Millarz - April 28, 2017

Introduction

Hey there! I wrote this guide for people who are somewhat new to streaming and recording fighting game tournaments. It shows the basics of how to control your stream in a way that makes it look cleaner and more professional. It’s important to attend to your stream and to set it up well in the first place. A good streamer draws in more viewers, more potential competitors, and allows players to look back at their recorded matches easily. Please note that this guide does not cover anything about technology or the physical streaming setup. It is the basics on how to set up scenes and run the stream once you already have one.

Most of this information comes from SSBMontreal | Baz aka @Bazkip, Montreal’s dedicated Smash Bros streamer. He streams 64, melee, PM, and Sm4sh tournaments 3 to 6 times a week and uploads them to the SSBMontreal youtube channel the next day. This guide was originally posted on reddit. If you would like to view this guide with the picture examples collapsed into imgur links, I suggest you view it there.

Information you need to know

This guide assumes you are using OBS and Scoreboard Assistant to stream on Twitch, though you may extrapolate the information to other similar programs. I do not explain how to use OBS or Twitch, but I’ll briefly touch upon Scoreboard Assistant. From now on, bolded words are OBS scenes and italicized words are Scoreboard Assistant text fields.

The OBS scenes you should set up before streaming are as follows:

Gameplay: Video capture of the gameplay, player cam, players’ tags, score, tournament name, round name, and other applicable information. Commentator cam is optional. This is the main scene you'll be using. Make sure the video capture screen is as large as possible. There is no reason your overlay should be taking up more than a sliver of space by the top and bottom of the video capture screen. Your viewers are here to watch the game, not to see the name of your tournament. Some of your viewers are on mobile too and those screens are tiny. Also, make sure you somehow indicate which player corresponds to each character (or what team they're on for doubles).

» GIVEN TASK 1
Write out the lines of the listing exactly, starting at the line that contains "show-desktop-button[interactable] bbox=[1266, 693, 1280, 721]" and ending at the line that contains "view-type[interactable]: Top bbox=[78, 34, 89, 41]".

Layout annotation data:
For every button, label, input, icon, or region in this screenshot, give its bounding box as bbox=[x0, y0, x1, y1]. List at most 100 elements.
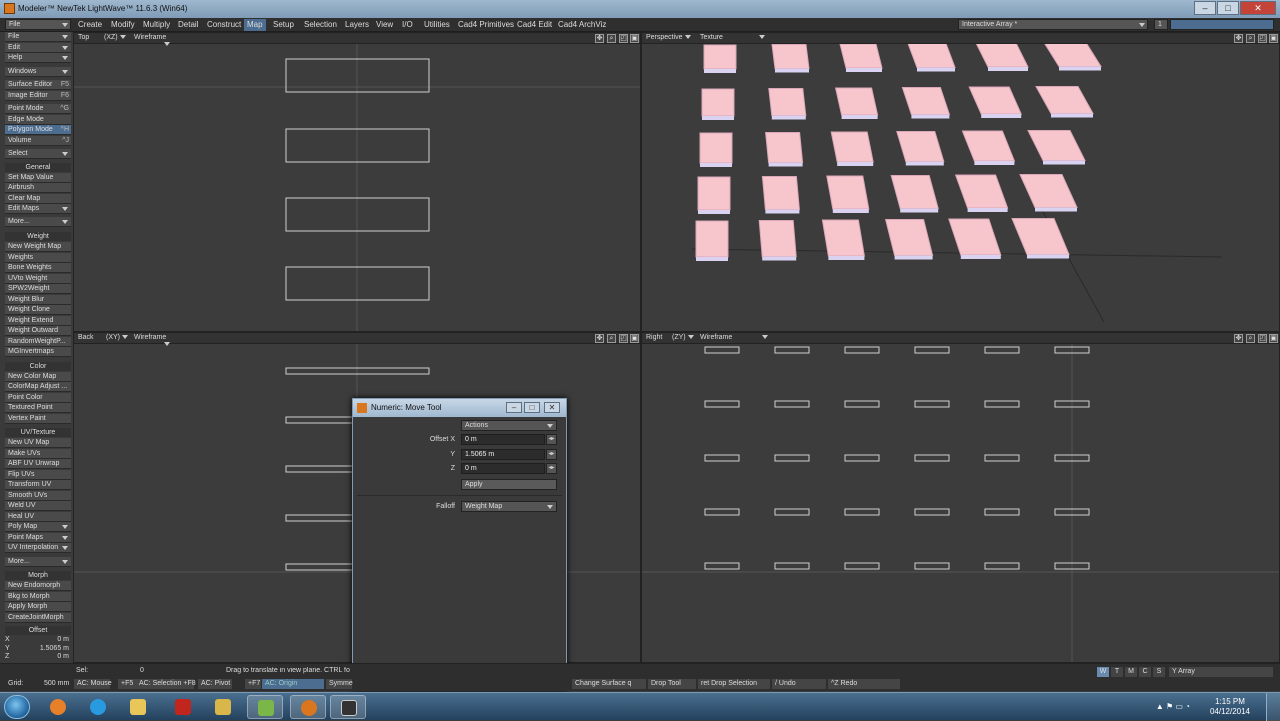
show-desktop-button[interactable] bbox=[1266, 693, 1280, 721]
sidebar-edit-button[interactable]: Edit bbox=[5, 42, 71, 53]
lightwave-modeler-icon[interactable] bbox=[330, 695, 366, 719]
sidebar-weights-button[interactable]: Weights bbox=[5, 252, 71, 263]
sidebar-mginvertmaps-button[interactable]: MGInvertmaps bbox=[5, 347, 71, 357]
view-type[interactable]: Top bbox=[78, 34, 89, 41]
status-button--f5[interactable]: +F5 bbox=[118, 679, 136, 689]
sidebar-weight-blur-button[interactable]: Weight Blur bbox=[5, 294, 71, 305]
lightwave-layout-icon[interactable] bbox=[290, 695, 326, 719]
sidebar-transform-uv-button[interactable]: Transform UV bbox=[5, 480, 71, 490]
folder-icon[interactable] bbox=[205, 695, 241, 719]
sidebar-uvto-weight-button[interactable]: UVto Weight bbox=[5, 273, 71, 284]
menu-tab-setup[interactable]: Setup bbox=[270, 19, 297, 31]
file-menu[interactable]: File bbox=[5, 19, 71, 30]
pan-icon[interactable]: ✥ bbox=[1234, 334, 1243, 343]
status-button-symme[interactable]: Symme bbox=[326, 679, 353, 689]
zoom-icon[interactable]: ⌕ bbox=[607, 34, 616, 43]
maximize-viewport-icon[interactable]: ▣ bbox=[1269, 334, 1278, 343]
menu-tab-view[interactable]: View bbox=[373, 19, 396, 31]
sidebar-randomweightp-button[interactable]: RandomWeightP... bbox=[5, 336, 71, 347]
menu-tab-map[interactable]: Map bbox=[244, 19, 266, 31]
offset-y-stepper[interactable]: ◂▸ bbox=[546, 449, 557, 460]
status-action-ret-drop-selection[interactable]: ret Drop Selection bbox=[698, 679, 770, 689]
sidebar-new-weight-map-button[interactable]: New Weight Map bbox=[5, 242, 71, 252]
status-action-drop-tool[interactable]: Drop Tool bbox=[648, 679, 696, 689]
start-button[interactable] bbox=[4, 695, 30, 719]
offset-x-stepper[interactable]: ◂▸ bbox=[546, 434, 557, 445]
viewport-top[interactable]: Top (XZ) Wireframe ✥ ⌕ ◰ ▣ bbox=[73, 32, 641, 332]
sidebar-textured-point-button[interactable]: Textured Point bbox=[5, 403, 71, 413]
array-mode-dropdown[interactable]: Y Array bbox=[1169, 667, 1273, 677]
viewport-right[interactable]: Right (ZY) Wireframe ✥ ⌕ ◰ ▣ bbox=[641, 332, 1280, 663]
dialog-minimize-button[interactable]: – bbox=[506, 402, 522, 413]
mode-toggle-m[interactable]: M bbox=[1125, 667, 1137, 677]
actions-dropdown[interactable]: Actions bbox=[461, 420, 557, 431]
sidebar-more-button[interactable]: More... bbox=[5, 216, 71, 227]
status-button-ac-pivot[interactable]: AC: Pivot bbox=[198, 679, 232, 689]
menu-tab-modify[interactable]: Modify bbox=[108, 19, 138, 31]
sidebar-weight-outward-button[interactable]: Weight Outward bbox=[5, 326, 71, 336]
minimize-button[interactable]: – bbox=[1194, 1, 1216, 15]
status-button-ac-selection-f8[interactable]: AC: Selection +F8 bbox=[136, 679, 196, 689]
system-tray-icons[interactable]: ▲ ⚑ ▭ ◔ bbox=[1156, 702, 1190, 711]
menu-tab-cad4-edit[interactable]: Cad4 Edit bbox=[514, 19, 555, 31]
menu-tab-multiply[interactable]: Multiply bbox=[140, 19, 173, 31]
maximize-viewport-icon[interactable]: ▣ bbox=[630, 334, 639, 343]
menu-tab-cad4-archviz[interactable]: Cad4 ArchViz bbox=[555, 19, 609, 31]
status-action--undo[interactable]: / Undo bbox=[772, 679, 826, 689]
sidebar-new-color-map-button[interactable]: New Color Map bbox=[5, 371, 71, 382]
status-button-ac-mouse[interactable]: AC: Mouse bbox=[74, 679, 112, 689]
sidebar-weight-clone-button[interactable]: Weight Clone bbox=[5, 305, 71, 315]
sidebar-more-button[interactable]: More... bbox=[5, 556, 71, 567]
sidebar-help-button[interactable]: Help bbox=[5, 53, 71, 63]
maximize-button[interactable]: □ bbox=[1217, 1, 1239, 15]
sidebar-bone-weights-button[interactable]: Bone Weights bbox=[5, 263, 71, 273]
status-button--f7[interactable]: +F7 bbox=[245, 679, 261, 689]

» GIVEN TASK 2
According to the streaming guide, which two programs does it assume you are using to stream on Twitch?

» ANSWER 1
show-desktop-button[interactable] bbox=[1266, 693, 1280, 721]
sidebar-edit-button[interactable]: Edit bbox=[5, 42, 71, 53]
lightwave-modeler-icon[interactable] bbox=[330, 695, 366, 719]
sidebar-weights-button[interactable]: Weights bbox=[5, 252, 71, 263]
sidebar-mginvertmaps-button[interactable]: MGInvertmaps bbox=[5, 347, 71, 357]
view-type[interactable]: Top bbox=[78, 34, 89, 41]

» ANSWER 2
OBS and Scoreboard Assistant.